[Supplied material]
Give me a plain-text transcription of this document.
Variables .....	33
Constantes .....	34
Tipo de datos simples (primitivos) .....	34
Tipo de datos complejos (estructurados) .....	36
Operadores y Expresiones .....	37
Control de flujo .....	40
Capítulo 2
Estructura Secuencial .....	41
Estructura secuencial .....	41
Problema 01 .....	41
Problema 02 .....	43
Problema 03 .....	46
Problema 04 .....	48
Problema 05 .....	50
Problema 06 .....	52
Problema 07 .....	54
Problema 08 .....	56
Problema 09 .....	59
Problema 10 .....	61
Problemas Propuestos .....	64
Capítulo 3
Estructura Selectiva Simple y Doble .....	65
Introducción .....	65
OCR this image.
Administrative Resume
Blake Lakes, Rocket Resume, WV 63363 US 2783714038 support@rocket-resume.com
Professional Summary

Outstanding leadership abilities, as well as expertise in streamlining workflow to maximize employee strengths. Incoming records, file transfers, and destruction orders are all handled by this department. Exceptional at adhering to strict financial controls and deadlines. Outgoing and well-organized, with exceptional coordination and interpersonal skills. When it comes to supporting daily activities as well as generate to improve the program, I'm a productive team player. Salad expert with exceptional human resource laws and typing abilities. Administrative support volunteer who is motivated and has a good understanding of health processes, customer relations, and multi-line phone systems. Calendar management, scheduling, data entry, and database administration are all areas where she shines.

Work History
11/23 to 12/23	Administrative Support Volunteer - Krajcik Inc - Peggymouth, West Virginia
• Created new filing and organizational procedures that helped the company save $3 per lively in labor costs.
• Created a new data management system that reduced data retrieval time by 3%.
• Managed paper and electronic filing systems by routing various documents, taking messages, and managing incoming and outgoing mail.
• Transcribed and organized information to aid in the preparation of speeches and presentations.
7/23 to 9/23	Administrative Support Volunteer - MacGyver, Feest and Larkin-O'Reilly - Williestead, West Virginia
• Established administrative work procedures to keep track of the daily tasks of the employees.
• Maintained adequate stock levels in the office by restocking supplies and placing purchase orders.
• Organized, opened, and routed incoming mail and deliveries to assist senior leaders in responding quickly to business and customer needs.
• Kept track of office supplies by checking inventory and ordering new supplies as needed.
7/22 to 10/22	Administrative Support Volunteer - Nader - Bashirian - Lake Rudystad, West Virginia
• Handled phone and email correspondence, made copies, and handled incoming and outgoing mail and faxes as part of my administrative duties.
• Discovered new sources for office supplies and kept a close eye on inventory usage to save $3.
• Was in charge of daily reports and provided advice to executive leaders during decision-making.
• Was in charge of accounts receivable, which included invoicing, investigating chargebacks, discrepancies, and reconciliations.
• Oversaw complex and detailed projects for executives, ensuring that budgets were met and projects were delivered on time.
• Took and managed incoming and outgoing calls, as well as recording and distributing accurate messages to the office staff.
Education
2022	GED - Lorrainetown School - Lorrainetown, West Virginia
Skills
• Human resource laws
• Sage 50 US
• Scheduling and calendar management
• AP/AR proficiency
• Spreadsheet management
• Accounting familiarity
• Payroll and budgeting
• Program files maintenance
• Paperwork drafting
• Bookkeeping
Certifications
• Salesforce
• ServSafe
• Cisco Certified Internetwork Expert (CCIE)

[Prompt] Show each line holding the word "Created".

[Task answer]
• Created new filing and organizational procedures that helped the company save $3 per lively in labor costs.
• Created a new data management system that reduced data retrieval time by 3%.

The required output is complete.